Directions for this task: Can you give all the records again without altering a single character?

Provided records:
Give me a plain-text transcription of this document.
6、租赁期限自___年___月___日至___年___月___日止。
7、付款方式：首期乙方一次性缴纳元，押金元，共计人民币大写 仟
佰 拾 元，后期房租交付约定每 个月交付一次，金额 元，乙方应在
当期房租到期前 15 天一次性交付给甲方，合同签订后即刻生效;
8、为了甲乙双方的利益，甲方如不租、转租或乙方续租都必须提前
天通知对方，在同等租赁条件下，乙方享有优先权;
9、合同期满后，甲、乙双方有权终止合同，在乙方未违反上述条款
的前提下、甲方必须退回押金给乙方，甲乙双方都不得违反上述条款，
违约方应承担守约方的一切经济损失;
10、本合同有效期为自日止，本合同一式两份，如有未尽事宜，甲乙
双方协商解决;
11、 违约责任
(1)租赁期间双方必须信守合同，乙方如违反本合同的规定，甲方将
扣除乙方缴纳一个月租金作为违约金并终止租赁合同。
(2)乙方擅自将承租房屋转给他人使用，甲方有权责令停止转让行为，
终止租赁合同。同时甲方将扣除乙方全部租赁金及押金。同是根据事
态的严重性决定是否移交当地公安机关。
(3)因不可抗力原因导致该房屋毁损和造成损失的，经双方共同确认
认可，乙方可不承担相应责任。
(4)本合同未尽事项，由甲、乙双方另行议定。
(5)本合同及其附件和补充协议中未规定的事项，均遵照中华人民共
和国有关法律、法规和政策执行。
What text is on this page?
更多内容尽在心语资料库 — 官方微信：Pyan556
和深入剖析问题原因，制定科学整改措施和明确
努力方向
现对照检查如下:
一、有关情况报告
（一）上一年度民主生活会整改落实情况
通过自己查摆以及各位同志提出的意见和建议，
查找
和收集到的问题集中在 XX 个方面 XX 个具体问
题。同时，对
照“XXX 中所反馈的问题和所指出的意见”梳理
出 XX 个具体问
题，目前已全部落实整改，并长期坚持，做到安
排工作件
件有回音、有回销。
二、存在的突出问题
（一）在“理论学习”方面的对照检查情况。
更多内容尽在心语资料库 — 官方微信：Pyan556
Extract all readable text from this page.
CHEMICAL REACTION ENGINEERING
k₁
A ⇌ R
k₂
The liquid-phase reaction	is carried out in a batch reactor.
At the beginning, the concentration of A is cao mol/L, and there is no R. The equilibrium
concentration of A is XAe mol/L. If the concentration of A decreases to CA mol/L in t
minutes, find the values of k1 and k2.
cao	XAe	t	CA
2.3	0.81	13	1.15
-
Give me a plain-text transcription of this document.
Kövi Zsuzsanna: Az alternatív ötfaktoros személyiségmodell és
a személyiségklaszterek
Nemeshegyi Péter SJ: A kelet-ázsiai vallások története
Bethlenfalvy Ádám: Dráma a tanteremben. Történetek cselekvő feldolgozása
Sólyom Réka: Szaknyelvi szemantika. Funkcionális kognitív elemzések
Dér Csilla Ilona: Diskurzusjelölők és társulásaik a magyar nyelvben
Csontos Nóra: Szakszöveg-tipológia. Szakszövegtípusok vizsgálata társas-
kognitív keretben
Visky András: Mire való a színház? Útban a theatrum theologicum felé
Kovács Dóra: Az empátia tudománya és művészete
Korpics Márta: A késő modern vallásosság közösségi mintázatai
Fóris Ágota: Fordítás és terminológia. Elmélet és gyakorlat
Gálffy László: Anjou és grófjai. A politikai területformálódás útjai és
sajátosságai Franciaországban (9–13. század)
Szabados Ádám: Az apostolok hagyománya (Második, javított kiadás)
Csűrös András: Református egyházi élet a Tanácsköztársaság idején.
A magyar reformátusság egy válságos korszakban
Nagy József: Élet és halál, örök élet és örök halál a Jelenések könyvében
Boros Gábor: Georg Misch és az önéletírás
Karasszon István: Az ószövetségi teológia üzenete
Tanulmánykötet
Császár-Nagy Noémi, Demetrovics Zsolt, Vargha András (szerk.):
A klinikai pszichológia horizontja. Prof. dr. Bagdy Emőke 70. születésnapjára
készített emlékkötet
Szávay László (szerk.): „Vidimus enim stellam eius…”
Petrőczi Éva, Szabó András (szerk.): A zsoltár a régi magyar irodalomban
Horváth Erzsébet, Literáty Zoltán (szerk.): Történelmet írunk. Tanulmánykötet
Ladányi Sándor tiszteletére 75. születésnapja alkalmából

Result of the task:
Give me a plain-text transcription of this document.
6、租赁期限自___年___月___日至___年___月___日止。
7、付款方式：首期乙方一次性缴纳元，押金元，共计人民币大写 仟
佰 拾 元，后期房租交付约定每 个月交付一次，金额 元，乙方应在
当期房租到期前 15 天一次性交付给甲方，合同签订后即刻生效;
8、为了甲乙双方的利益，甲方如不租、转租或乙方续租都必须提前
天通知对方，在同等租赁条件下，乙方享有优先权;
9、合同期满后，甲、乙双方有权终止合同，在乙方未违反上述条款
的前提下、甲方必须退回押金给乙方，甲乙双方都不得违反上述条款，
违约方应承担守约方的一切经济损失;
10、本合同有效期为自日止，本合同一式两份，如有未尽事宜，甲乙
双方协商解决;
11、 违约责任
(1)租赁期间双方必须信守合同，乙方如违反本合同的规定，甲方将
扣除乙方缴纳一个月租金作为违约金并终止租赁合同。
(2)乙方擅自将承租房屋转给他人使用，甲方有权责令停止转让行为，
终止租赁合同。同时甲方将扣除乙方全部租赁金及押金。同是根据事
态的严重性决定是否移交当地公安机关。
(3)因不可抗力原因导致该房屋毁损和造成损失的，经双方共同确认
认可，乙方可不承担相应责任。
(4)本合同未尽事项，由甲、乙双方另行议定。
(5)本合同及其附件和补充协议中未规定的事项，均遵照中华人民共
和国有关法律、法规和政策执行。
What text is on this page?
更多内容尽在心语资料库 — 官方微信：Pyan556
和深入剖析问题原因，制定科学整改措施和明确
努力方向
现对照检查如下:
一、有关情况报告
（一）上一年度民主生活会整改落实情况
通过自己查摆以及各位同志提出的意见和建议，
查找
和收集到的问题集中在 XX 个方面 XX 个具体问
题。同时，对
照“XXX 中所反馈的问题和所指出的意见”梳理
出 XX 个具体问
题，目前已全部落实整改，并长期坚持，做到安
排工作件
件有回音、有回销。
二、存在的突出问题
（一）在“理论学习”方面的对照检查情况。
更多内容尽在心语资料库 — 官方微信：Pyan556
Extract all readable text from this page.
CHEMICAL REACTION ENGINEERING
k₁
A ⇌ R
k₂
The liquid-phase reaction	is carried out in a batch reactor.
At the beginning, the concentration of A is cao mol/L, and there is no R. The equilibrium
concentration of A is XAe mol/L. If the concentration of A decreases to CA mol/L in t
minutes, find the values of k1 and k2.
cao	XAe	t	CA
2.3	0.81	13	1.15
-
Give me a plain-text transcription of this document.
Kövi Zsuzsanna: Az alternatív ötfaktoros személyiségmodell és
a személyiségklaszterek
Nemeshegyi Péter SJ: A kelet-ázsiai vallások története
Bethlenfalvy Ádám: Dráma a tanteremben. Történetek cselekvő feldolgozása
Sólyom Réka: Szaknyelvi szemantika. Funkcionális kognitív elemzések
Dér Csilla Ilona: Diskurzusjelölők és társulásaik a magyar nyelvben
Csontos Nóra: Szakszöveg-tipológia. Szakszövegtípusok vizsgálata társas-
kognitív keretben
Visky András: Mire való a színház? Útban a theatrum theologicum felé
Kovács Dóra: Az empátia tudománya és művészete
Korpics Márta: A késő modern vallásosság közösségi mintázatai
Fóris Ágota: Fordítás és terminológia. Elmélet és gyakorlat
Gálffy László: Anjou és grófjai. A politikai területformálódás útjai és
sajátosságai Franciaországban (9–13. század)
Szabados Ádám: Az apostolok hagyománya (Második, javított kiadás)
Csűrös András: Református egyházi élet a Tanácsköztársaság idején.
A magyar reformátusság egy válságos korszakban
Nagy József: Élet és halál, örök élet és örök halál a Jelenések könyvében
Boros Gábor: Georg Misch és az önéletírás
Karasszon István: Az ószövetségi teológia üzenete
Tanulmánykötet
Császár-Nagy Noémi, Demetrovics Zsolt, Vargha András (szerk.):
A klinikai pszichológia horizontja. Prof. dr. Bagdy Emőke 70. születésnapjára
készített emlékkötet
Szávay László (szerk.): „Vidimus enim stellam eius…”
Petrőczi Éva, Szabó András (szerk.): A zsoltár a régi magyar irodalomban
Horváth Erzsébet, Literáty Zoltán (szerk.): Történelmet írunk. Tanulmánykötet
Ladányi Sándor tiszteletére 75. születésnapja alkalmából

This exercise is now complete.